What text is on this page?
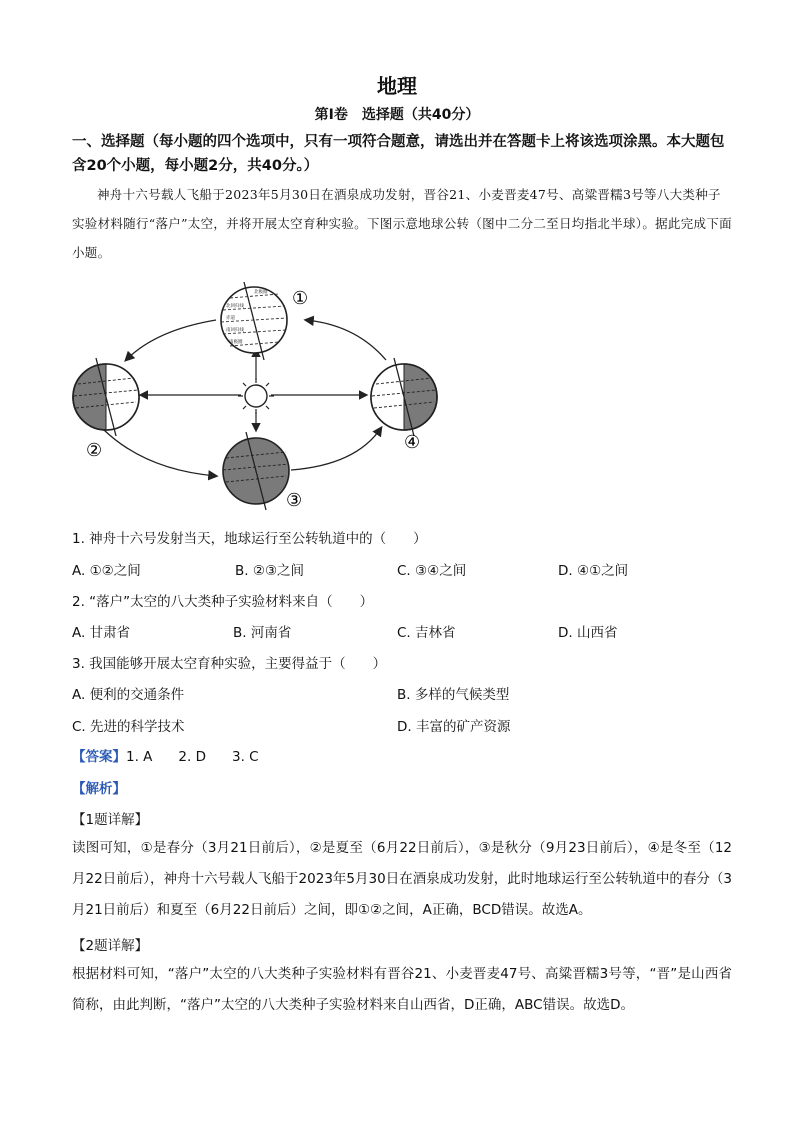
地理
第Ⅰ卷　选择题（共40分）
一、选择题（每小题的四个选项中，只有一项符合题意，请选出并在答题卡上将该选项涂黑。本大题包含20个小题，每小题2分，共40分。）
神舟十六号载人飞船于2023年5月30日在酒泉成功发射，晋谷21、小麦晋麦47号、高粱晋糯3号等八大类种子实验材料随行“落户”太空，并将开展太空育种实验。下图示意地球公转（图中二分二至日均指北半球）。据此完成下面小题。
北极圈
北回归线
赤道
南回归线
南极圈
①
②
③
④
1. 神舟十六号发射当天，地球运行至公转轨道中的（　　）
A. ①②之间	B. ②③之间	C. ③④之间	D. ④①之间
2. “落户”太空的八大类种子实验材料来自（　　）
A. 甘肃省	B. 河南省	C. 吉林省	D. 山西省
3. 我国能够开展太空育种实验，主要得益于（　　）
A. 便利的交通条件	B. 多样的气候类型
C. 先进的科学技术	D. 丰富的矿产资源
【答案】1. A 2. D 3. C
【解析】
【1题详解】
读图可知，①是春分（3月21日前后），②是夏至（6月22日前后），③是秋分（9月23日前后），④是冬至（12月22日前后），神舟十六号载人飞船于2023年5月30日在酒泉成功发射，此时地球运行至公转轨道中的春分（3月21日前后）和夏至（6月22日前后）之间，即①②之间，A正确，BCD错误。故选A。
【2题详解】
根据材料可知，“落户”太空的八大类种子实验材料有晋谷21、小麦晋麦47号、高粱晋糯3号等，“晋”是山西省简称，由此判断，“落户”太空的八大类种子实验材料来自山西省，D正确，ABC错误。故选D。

§ Instructions for the task:
Give an exact reproduction of every line, leaving out any picture.

§ Finished answer:
What text is on this page?
地理
第Ⅰ卷　选择题（共40分）
一、选择题（每小题的四个选项中，只有一项符合题意，请选出并在答题卡上将该选项涂黑。本大题包含20个小题，每小题2分，共40分。）
神舟十六号载人飞船于2023年5月30日在酒泉成功发射，晋谷21、小麦晋麦47号、高粱晋糯3号等八大类种子实验材料随行“落户”太空，并将开展太空育种实验。下图示意地球公转（图中二分二至日均指北半球）。据此完成下面小题。
北极圈
北回归线
赤道
南回归线
南极圈
①
②
③
④
1. 神舟十六号发射当天，地球运行至公转轨道中的（　　）
A. ①②之间	B. ②③之间	C. ③④之间	D. ④①之间
2. “落户”太空的八大类种子实验材料来自（　　）
A. 甘肃省	B. 河南省	C. 吉林省	D. 山西省
3. 我国能够开展太空育种实验，主要得益于（　　）
A. 便利的交通条件	B. 多样的气候类型
C. 先进的科学技术	D. 丰富的矿产资源
【答案】1. A 2. D 3. C
【解析】
【1题详解】
读图可知，①是春分（3月21日前后），②是夏至（6月22日前后），③是秋分（9月23日前后），④是冬至（12月22日前后），神舟十六号载人飞船于2023年5月30日在酒泉成功发射，此时地球运行至公转轨道中的春分（3月21日前后）和夏至（6月22日前后）之间，即①②之间，A正确，BCD错误。故选A。
【2题详解】
根据材料可知，“落户”太空的八大类种子实验材料有晋谷21、小麦晋麦47号、高粱晋糯3号等，“晋”是山西省简称，由此判断，“落户”太空的八大类种子实验材料来自山西省，D正确，ABC错误。故选D。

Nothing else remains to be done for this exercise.